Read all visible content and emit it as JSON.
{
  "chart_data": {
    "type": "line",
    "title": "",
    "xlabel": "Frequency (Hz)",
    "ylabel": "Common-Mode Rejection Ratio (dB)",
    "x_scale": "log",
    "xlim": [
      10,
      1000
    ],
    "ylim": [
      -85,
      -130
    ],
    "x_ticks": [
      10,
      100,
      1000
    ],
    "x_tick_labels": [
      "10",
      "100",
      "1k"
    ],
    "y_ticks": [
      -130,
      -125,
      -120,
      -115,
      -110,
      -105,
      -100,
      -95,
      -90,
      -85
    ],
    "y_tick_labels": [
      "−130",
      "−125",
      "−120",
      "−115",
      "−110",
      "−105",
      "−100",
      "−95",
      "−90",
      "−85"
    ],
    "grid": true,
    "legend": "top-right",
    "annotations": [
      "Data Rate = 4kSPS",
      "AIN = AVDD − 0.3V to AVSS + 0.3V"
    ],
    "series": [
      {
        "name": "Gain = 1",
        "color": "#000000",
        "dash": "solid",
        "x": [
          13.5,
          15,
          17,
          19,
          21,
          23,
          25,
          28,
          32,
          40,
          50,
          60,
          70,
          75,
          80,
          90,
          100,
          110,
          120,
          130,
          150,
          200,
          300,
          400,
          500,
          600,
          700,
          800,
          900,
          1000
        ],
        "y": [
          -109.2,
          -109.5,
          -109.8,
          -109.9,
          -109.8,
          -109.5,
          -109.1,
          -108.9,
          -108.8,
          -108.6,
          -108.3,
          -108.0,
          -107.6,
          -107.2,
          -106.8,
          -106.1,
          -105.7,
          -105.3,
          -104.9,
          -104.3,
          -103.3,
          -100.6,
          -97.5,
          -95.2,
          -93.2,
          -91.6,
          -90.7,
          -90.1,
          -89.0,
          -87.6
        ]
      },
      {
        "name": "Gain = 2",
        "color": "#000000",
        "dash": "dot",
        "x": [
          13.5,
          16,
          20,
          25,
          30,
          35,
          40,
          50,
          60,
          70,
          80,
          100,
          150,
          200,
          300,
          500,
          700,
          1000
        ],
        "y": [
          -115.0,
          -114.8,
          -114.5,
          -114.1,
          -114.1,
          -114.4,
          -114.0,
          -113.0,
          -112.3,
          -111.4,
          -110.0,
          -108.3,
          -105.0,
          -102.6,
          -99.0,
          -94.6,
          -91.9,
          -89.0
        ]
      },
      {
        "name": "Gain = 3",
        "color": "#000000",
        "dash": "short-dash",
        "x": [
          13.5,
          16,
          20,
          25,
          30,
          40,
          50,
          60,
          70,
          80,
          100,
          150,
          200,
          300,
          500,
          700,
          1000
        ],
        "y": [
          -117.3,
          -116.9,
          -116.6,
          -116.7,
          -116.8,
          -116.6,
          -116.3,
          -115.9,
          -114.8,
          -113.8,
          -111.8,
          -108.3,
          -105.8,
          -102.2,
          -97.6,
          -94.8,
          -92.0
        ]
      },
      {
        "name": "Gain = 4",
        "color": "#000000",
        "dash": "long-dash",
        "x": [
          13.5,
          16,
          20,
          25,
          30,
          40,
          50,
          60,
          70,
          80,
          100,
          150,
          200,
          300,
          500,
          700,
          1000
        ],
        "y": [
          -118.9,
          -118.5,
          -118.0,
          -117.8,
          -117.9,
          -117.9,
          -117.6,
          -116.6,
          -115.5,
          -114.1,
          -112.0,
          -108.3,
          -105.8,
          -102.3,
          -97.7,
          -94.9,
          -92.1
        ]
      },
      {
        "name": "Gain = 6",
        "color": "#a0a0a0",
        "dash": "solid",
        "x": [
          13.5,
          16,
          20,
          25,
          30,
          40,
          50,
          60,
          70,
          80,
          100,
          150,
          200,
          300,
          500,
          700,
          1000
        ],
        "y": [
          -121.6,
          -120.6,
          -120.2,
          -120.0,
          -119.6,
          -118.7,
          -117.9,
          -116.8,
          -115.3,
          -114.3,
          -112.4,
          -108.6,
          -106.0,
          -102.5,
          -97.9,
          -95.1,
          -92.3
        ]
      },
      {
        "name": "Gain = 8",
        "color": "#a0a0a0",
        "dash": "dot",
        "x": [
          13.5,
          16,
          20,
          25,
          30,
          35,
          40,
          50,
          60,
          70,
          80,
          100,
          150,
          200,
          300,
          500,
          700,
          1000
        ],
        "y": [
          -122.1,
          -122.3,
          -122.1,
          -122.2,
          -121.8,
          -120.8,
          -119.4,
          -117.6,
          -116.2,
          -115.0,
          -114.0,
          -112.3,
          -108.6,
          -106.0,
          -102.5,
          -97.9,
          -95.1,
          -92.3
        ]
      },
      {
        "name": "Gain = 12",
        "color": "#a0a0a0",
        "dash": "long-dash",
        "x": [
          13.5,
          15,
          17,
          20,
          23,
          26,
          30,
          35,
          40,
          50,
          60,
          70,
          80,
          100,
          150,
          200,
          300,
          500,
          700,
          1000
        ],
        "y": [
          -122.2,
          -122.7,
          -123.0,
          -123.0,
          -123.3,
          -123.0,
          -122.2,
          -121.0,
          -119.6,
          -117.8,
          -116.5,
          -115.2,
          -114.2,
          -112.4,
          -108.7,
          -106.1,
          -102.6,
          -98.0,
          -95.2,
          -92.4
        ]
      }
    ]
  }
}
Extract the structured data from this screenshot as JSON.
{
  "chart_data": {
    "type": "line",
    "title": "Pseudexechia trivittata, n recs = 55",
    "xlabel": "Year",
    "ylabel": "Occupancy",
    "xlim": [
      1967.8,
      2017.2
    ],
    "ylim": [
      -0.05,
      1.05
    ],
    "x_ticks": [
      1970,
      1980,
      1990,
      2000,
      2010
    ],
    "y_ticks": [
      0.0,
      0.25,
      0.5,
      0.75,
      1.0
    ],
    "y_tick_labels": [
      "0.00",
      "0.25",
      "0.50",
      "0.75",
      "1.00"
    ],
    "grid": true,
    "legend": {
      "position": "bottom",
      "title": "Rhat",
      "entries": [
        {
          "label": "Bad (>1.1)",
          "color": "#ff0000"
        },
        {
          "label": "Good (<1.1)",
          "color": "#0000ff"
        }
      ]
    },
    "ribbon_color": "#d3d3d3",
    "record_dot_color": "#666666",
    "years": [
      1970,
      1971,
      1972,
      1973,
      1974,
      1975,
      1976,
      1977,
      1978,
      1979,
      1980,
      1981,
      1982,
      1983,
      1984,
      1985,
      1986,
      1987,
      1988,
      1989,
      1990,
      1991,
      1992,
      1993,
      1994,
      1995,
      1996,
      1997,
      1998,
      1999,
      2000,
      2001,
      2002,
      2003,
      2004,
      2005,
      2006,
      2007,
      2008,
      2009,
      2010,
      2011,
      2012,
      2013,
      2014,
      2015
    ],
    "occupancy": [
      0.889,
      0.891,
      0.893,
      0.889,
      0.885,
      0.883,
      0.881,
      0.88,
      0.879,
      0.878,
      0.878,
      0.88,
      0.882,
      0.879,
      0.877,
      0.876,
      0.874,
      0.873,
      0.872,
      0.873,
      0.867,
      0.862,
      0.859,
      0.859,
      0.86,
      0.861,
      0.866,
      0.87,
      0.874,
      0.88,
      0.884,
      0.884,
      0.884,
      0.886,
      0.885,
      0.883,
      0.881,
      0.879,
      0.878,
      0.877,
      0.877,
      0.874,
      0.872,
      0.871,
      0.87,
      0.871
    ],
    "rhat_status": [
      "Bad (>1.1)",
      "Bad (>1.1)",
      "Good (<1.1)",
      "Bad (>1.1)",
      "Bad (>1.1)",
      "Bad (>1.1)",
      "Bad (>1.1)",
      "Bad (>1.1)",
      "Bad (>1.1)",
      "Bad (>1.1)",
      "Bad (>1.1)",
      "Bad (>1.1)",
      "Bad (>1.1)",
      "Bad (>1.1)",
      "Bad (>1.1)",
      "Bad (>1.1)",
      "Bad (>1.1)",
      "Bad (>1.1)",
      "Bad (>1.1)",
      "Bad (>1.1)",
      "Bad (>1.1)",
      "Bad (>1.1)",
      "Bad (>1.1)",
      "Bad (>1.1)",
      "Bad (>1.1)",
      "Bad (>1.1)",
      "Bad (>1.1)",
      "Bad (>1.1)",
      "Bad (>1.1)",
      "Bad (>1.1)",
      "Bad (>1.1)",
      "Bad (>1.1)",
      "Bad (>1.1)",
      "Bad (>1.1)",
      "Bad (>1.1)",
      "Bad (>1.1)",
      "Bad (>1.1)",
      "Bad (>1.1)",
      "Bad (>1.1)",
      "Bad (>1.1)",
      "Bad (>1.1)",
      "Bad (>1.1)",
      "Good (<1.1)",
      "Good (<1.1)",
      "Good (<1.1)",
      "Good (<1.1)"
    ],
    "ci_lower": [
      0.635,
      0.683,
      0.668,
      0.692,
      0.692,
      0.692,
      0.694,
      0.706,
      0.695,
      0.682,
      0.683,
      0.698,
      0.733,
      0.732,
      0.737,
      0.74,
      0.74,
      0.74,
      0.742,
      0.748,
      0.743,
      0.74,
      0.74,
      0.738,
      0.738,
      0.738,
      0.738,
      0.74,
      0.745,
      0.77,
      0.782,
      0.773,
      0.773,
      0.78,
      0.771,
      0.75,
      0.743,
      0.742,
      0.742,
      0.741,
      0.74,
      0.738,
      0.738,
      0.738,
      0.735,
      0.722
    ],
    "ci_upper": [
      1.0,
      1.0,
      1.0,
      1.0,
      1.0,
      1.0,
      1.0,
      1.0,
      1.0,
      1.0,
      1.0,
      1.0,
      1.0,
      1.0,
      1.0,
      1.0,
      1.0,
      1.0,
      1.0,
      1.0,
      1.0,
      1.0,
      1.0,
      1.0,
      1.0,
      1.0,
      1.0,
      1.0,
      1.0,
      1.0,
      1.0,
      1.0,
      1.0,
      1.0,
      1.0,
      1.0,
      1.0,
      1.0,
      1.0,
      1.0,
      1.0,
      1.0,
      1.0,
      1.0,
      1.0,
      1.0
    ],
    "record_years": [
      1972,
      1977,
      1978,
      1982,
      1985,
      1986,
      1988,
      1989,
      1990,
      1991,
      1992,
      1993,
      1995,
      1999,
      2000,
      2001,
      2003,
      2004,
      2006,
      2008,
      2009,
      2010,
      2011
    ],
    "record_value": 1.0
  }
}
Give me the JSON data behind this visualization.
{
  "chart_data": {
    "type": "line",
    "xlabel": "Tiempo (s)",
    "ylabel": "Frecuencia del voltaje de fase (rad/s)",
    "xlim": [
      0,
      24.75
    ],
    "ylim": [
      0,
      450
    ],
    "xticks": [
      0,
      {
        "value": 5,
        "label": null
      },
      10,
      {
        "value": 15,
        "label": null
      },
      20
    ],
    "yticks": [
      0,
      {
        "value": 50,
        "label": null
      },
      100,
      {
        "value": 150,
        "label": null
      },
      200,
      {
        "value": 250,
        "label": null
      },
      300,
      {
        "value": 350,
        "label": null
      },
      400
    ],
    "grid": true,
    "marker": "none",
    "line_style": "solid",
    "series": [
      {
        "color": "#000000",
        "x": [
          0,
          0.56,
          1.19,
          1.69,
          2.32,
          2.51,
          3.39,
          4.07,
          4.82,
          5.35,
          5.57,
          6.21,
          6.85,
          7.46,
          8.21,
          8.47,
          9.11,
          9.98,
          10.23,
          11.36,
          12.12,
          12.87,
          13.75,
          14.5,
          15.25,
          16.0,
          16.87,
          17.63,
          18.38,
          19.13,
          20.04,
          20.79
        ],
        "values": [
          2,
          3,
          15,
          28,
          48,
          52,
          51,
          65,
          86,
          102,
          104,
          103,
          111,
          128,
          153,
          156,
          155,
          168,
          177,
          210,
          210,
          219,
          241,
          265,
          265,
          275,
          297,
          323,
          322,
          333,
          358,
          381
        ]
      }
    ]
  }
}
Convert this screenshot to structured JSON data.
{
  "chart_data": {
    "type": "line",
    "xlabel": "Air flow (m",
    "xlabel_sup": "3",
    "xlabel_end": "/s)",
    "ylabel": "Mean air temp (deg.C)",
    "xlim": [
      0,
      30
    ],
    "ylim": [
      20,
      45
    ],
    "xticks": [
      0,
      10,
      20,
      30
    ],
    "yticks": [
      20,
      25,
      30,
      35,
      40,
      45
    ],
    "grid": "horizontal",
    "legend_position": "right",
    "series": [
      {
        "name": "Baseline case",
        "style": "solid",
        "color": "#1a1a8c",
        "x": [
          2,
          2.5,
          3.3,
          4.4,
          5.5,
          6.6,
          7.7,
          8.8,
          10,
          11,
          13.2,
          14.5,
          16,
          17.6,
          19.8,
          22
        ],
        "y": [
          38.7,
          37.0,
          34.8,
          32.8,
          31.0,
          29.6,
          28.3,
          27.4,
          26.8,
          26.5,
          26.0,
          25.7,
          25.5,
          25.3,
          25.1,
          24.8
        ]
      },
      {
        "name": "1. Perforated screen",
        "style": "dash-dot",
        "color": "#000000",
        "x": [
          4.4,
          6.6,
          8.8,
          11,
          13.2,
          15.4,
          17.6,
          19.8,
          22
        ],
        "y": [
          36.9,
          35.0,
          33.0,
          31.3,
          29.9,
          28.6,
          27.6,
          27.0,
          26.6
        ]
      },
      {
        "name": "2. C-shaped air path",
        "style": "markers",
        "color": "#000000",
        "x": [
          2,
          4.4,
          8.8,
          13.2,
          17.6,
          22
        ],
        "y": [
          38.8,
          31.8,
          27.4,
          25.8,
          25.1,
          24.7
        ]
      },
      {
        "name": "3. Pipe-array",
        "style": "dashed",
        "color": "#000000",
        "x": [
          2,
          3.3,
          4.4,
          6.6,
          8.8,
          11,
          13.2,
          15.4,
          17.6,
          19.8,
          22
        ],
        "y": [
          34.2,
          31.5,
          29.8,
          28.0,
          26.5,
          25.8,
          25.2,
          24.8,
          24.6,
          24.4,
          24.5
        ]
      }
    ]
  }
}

> **Written request**
Wherever a line in the data above holds "right", copy that line.

> **Final answer**
    "legend": "top-right",
    "legend_position": "right",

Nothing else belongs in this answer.